## Given problem
Tally the lines in the listing below that contain "médecin" and report the tally alone.

## Exercise materials

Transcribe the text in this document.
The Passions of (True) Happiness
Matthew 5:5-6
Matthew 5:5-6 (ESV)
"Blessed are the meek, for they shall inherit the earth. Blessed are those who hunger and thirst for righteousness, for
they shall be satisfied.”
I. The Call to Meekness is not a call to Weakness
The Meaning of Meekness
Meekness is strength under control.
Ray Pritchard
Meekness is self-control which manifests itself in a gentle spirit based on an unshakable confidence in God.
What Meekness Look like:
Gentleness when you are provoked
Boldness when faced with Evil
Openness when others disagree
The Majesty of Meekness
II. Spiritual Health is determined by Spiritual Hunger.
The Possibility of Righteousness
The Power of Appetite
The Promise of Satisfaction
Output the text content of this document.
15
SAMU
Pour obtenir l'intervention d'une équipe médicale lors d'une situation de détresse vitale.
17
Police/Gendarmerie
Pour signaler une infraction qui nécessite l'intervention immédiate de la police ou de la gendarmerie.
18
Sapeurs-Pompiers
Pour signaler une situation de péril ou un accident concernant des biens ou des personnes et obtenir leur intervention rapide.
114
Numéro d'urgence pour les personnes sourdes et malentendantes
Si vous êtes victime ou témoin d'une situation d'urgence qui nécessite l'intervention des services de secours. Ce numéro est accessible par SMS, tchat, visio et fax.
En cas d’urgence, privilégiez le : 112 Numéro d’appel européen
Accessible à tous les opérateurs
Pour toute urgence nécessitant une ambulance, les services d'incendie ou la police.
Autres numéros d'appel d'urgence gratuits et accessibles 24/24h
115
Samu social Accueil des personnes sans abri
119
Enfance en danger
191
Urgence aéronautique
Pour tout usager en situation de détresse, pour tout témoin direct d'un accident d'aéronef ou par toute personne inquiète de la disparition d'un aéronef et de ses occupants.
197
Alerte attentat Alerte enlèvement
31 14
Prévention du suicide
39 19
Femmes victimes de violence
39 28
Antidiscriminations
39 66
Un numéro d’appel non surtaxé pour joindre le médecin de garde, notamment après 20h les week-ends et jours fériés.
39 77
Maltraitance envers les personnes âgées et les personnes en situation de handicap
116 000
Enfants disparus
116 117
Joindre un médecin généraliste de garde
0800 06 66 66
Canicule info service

## Solution to the exercise
2